[Element and coordinate entries]
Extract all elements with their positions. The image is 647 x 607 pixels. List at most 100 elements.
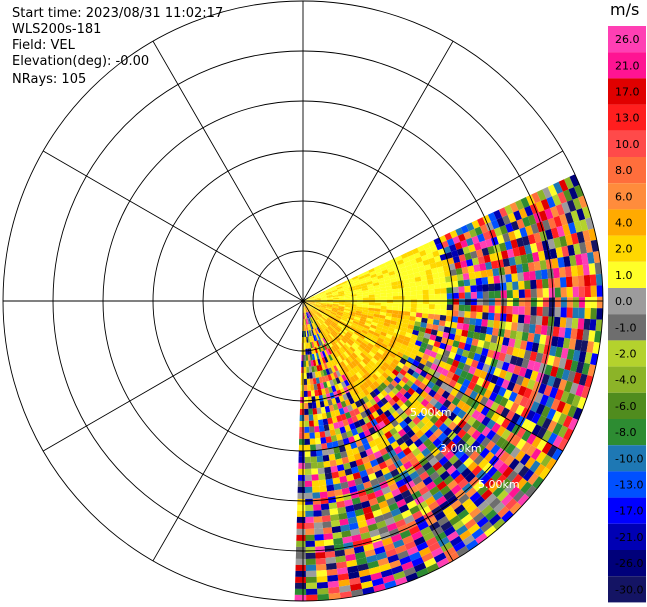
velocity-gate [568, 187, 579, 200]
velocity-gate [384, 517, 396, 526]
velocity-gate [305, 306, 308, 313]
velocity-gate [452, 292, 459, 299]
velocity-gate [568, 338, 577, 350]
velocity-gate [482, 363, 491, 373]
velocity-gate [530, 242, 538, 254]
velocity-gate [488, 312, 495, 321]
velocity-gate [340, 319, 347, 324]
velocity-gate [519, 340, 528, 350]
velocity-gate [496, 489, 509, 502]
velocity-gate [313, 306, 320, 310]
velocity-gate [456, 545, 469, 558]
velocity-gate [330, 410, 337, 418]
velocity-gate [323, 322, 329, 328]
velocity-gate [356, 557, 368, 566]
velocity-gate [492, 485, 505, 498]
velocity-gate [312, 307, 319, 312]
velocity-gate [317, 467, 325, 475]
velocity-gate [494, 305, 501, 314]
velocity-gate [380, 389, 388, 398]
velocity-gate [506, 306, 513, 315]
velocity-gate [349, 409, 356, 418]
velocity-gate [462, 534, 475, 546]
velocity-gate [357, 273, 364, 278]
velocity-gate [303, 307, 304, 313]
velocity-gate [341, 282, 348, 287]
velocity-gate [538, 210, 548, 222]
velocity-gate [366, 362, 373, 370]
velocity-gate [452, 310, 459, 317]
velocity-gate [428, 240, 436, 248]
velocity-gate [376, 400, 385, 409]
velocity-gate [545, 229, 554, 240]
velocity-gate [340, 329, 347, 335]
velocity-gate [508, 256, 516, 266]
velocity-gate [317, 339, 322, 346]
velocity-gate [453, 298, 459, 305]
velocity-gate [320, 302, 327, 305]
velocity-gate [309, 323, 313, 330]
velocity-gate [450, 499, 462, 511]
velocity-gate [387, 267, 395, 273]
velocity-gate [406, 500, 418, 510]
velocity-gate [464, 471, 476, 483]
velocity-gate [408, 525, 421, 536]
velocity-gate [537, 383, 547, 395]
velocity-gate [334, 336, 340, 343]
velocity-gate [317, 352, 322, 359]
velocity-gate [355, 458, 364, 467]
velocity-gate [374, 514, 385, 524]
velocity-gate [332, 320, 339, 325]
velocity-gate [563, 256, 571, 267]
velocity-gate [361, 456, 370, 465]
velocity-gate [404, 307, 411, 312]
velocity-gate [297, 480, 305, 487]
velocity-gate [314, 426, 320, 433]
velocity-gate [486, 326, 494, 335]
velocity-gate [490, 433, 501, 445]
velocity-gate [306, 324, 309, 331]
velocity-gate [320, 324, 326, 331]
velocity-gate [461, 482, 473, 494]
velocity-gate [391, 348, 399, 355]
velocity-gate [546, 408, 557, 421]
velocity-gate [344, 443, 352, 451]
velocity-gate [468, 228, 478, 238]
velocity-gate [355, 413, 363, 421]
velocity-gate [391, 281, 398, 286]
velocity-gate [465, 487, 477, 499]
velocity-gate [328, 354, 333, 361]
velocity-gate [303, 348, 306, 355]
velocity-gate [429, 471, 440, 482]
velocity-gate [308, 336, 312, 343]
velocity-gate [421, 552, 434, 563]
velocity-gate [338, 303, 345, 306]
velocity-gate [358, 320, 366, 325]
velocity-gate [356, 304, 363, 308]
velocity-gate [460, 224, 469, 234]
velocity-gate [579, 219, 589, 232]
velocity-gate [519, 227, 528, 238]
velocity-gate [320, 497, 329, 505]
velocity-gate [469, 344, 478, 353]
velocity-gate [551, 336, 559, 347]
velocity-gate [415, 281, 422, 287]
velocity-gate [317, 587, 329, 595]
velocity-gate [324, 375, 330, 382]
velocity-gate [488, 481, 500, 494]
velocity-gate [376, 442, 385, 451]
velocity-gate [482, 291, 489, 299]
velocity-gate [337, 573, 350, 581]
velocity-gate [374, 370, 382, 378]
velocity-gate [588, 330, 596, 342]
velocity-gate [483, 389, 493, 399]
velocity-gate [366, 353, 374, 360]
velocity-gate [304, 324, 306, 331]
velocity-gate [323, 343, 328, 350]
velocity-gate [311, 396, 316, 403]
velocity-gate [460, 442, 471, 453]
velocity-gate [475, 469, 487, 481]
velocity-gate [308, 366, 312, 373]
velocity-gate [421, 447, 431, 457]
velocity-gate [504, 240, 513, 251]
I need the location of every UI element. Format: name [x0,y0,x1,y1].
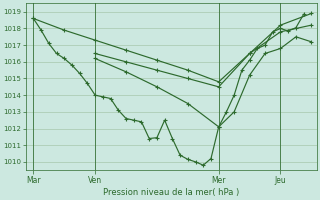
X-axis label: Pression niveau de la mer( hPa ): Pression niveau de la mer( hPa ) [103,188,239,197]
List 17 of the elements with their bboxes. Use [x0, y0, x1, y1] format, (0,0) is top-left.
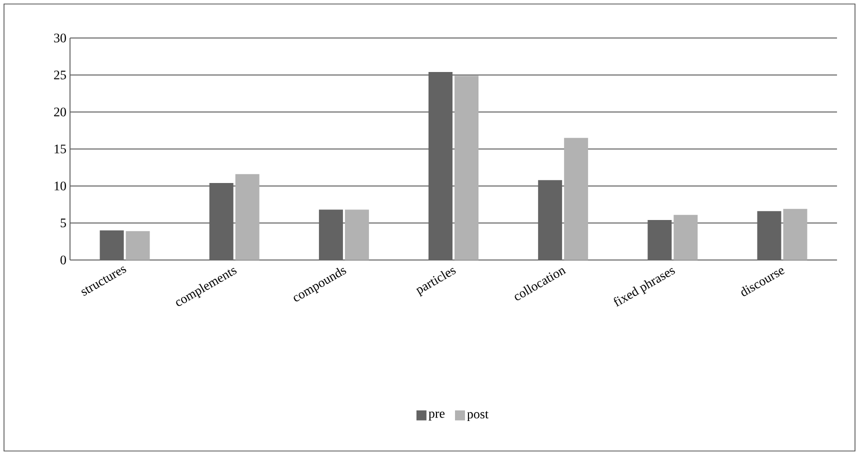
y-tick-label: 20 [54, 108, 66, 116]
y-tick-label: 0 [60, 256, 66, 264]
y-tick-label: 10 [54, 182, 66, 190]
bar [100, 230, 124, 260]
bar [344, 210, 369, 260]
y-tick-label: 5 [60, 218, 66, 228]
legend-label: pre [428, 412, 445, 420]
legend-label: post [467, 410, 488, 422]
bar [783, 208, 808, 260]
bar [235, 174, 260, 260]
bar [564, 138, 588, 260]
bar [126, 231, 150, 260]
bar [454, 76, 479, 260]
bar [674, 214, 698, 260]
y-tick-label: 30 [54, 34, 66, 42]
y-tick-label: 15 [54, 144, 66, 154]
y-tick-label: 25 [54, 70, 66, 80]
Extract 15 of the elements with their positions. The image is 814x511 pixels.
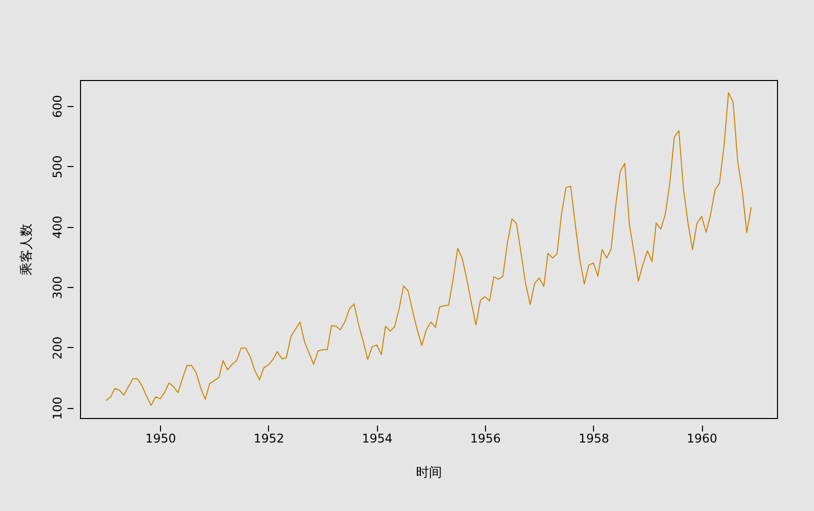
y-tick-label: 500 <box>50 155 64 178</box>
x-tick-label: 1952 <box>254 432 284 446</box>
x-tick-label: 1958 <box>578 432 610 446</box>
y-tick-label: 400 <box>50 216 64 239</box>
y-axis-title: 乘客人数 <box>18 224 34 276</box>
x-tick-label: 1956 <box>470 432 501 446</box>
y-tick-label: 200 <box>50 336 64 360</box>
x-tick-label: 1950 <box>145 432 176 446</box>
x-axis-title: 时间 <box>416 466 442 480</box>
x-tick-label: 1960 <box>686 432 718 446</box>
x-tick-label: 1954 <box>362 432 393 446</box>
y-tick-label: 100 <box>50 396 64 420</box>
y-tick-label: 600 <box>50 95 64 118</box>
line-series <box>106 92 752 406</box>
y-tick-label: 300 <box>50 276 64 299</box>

Written instruction: Reproduce every line of the entries above verbatim, omitting the pictures.

Exercise response:
Extract all elements with their positions. The image is 647 x 607 pixels. List at most 100 elements.
velocity-gate [568, 187, 579, 200]
velocity-gate [384, 517, 396, 526]
velocity-gate [305, 306, 308, 313]
velocity-gate [452, 292, 459, 299]
velocity-gate [568, 338, 577, 350]
velocity-gate [482, 363, 491, 373]
velocity-gate [530, 242, 538, 254]
velocity-gate [488, 312, 495, 321]
velocity-gate [340, 319, 347, 324]
velocity-gate [519, 340, 528, 350]
velocity-gate [496, 489, 509, 502]
velocity-gate [313, 306, 320, 310]
velocity-gate [456, 545, 469, 558]
velocity-gate [330, 410, 337, 418]
velocity-gate [323, 322, 329, 328]
velocity-gate [356, 557, 368, 566]
velocity-gate [492, 485, 505, 498]
velocity-gate [312, 307, 319, 312]
velocity-gate [317, 467, 325, 475]
velocity-gate [494, 305, 501, 314]
velocity-gate [380, 389, 388, 398]
velocity-gate [506, 306, 513, 315]
velocity-gate [349, 409, 356, 418]
velocity-gate [462, 534, 475, 546]
velocity-gate [357, 273, 364, 278]
velocity-gate [303, 307, 304, 313]
velocity-gate [341, 282, 348, 287]
velocity-gate [538, 210, 548, 222]
velocity-gate [366, 362, 373, 370]
velocity-gate [452, 310, 459, 317]
velocity-gate [428, 240, 436, 248]
velocity-gate [376, 400, 385, 409]
velocity-gate [545, 229, 554, 240]
velocity-gate [340, 329, 347, 335]
velocity-gate [508, 256, 516, 266]
velocity-gate [317, 339, 322, 346]
velocity-gate [453, 298, 459, 305]
velocity-gate [320, 302, 327, 305]
velocity-gate [309, 323, 313, 330]
velocity-gate [450, 499, 462, 511]
velocity-gate [387, 267, 395, 273]
velocity-gate [406, 500, 418, 510]
velocity-gate [464, 471, 476, 483]
velocity-gate [408, 525, 421, 536]
velocity-gate [537, 383, 547, 395]
velocity-gate [334, 336, 340, 343]
velocity-gate [317, 352, 322, 359]
velocity-gate [355, 458, 364, 467]
velocity-gate [374, 514, 385, 524]
velocity-gate [332, 320, 339, 325]
velocity-gate [563, 256, 571, 267]
velocity-gate [361, 456, 370, 465]
velocity-gate [404, 307, 411, 312]
velocity-gate [297, 480, 305, 487]
velocity-gate [314, 426, 320, 433]
velocity-gate [486, 326, 494, 335]
velocity-gate [490, 433, 501, 445]
velocity-gate [306, 324, 309, 331]
velocity-gate [320, 324, 326, 331]
velocity-gate [461, 482, 473, 494]
velocity-gate [391, 348, 399, 355]
velocity-gate [546, 408, 557, 421]
velocity-gate [344, 443, 352, 451]
velocity-gate [468, 228, 478, 238]
velocity-gate [355, 413, 363, 421]
velocity-gate [391, 281, 398, 286]
velocity-gate [465, 487, 477, 499]
velocity-gate [328, 354, 333, 361]
velocity-gate [303, 348, 306, 355]
velocity-gate [429, 471, 440, 482]
velocity-gate [308, 336, 312, 343]
velocity-gate [421, 552, 434, 563]
velocity-gate [338, 303, 345, 306]
velocity-gate [358, 320, 366, 325]
velocity-gate [356, 304, 363, 308]
velocity-gate [460, 224, 469, 234]
velocity-gate [579, 219, 589, 232]
velocity-gate [519, 227, 528, 238]
velocity-gate [320, 497, 329, 505]
velocity-gate [469, 344, 478, 353]
velocity-gate [551, 336, 559, 347]
velocity-gate [415, 281, 422, 287]
velocity-gate [317, 587, 329, 595]
velocity-gate [324, 375, 330, 382]
velocity-gate [488, 481, 500, 494]
velocity-gate [376, 442, 385, 451]
velocity-gate [482, 291, 489, 299]
velocity-gate [337, 573, 350, 581]
velocity-gate [374, 370, 382, 378]
velocity-gate [588, 330, 596, 342]
velocity-gate [483, 389, 493, 399]
velocity-gate [366, 353, 374, 360]
velocity-gate [304, 324, 306, 331]
velocity-gate [323, 343, 328, 350]
velocity-gate [311, 396, 316, 403]
velocity-gate [460, 442, 471, 453]
velocity-gate [475, 469, 487, 481]
velocity-gate [308, 366, 312, 373]
velocity-gate [421, 447, 431, 457]
velocity-gate [504, 240, 513, 251]
I need the location of every UI element. Format: name [x0,y0,x1,y1].
X-axis label: Pression niveau de la mer( hPa ): Pression niveau de la mer( hPa ) [103,188,239,197]
List 17 of the elements with their bboxes. Use [x0, y0, x1, y1] format, (0,0) is top-left.
y-tick-label: 20 [54, 108, 66, 116]
y-tick-label: 0 [60, 256, 66, 264]
y-tick-label: 10 [54, 182, 66, 190]
bar [100, 230, 124, 260]
bar [344, 210, 369, 260]
y-tick-label: 5 [60, 218, 66, 228]
legend-label: pre [428, 412, 445, 420]
legend-label: post [467, 410, 488, 422]
bar [783, 208, 808, 260]
bar [235, 174, 260, 260]
bar [564, 138, 588, 260]
bar [126, 231, 150, 260]
bar [454, 76, 479, 260]
bar [674, 214, 698, 260]
y-tick-label: 30 [54, 34, 66, 42]
y-tick-label: 15 [54, 144, 66, 154]
y-tick-label: 25 [54, 70, 66, 80]
Extract 15 of the elements with their positions. The image is 814x511 pixels.
y-tick-label: 500 <box>50 155 64 178</box>
x-tick-label: 1952 <box>254 432 284 446</box>
x-tick-label: 1958 <box>578 432 610 446</box>
y-tick-label: 400 <box>50 216 64 239</box>
y-axis-title: 乘客人数 <box>18 224 34 276</box>
x-tick-label: 1956 <box>470 432 501 446</box>
y-tick-label: 200 <box>50 336 64 360</box>
x-tick-label: 1950 <box>145 432 176 446</box>
x-axis-title: 时间 <box>416 466 442 480</box>
x-tick-label: 1960 <box>686 432 718 446</box>
x-tick-label: 1954 <box>362 432 393 446</box>
y-tick-label: 100 <box>50 396 64 420</box>
y-tick-label: 600 <box>50 95 64 118</box>
line-series <box>106 92 752 406</box>
y-tick-label: 300 <box>50 276 64 299</box>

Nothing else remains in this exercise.